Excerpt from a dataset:
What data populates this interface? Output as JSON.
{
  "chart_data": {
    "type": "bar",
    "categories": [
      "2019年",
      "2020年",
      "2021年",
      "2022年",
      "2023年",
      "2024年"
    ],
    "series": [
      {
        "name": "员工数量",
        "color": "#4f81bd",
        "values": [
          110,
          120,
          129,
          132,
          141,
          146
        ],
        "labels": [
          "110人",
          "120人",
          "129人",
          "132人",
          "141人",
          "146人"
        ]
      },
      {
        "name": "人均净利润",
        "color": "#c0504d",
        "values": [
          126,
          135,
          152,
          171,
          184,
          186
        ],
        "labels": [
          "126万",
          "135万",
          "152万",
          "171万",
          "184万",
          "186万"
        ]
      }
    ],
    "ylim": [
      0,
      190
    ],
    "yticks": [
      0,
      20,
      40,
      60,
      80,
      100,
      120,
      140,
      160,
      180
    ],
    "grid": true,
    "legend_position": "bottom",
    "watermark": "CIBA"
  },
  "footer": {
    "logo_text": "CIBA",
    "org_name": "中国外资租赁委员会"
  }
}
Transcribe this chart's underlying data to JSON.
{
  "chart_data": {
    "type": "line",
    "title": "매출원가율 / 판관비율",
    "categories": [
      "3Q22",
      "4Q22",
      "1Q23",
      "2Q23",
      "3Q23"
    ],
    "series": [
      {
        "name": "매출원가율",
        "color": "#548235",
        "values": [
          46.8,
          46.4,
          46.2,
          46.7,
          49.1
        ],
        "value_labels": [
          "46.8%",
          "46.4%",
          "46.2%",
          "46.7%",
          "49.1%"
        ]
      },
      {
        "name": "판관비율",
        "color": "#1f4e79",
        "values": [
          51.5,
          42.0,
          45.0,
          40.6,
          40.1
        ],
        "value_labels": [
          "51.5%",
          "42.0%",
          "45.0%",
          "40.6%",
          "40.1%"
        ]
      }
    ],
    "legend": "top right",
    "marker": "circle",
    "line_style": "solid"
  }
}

The problem — Please reproduce each line exactly as written.

Task output —
What data populates this interface? Output as JSON.
{
  "chart_data": {
    "type": "bar",
    "categories": [
      "2019年",
      "2020年",
      "2021年",
      "2022年",
      "2023年",
      "2024年"
    ],
    "series": [
      {
        "name": "员工数量",
        "color": "#4f81bd",
        "values": [
          110,
          120,
          129,
          132,
          141,
          146
        ],
        "labels": [
          "110人",
          "120人",
          "129人",
          "132人",
          "141人",
          "146人"
        ]
      },
      {
        "name": "人均净利润",
        "color": "#c0504d",
        "values": [
          126,
          135,
          152,
          171,
          184,
          186
        ],
        "labels": [
          "126万",
          "135万",
          "152万",
          "171万",
          "184万",
          "186万"
        ]
      }
    ],
    "ylim": [
      0,
      190
    ],
    "yticks": [
      0,
      20,
      40,
      60,
      80,
      100,
      120,
      140,
      160,
      180
    ],
    "grid": true,
    "legend_position": "bottom",
    "watermark": "CIBA"
  },
  "footer": {
    "logo_text": "CIBA",
    "org_name": "中国外资租赁委员会"
  }
}
Transcribe this chart's underlying data to JSON.
{
  "chart_data": {
    "type": "line",
    "title": "매출원가율 / 판관비율",
    "categories": [
      "3Q22",
      "4Q22",
      "1Q23",
      "2Q23",
      "3Q23"
    ],
    "series": [
      {
        "name": "매출원가율",
        "color": "#548235",
        "values": [
          46.8,
          46.4,
          46.2,
          46.7,
          49.1
        ],
        "value_labels": [
          "46.8%",
          "46.4%",
          "46.2%",
          "46.7%",
          "49.1%"
        ]
      },
      {
        "name": "판관비율",
        "color": "#1f4e79",
        "values": [
          51.5,
          42.0,
          45.0,
          40.6,
          40.1
        ],
        "value_labels": [
          "51.5%",
          "42.0%",
          "45.0%",
          "40.6%",
          "40.1%"
        ]
      }
    ],
    "legend": "top right",
    "marker": "circle",
    "line_style": "solid"
  }
}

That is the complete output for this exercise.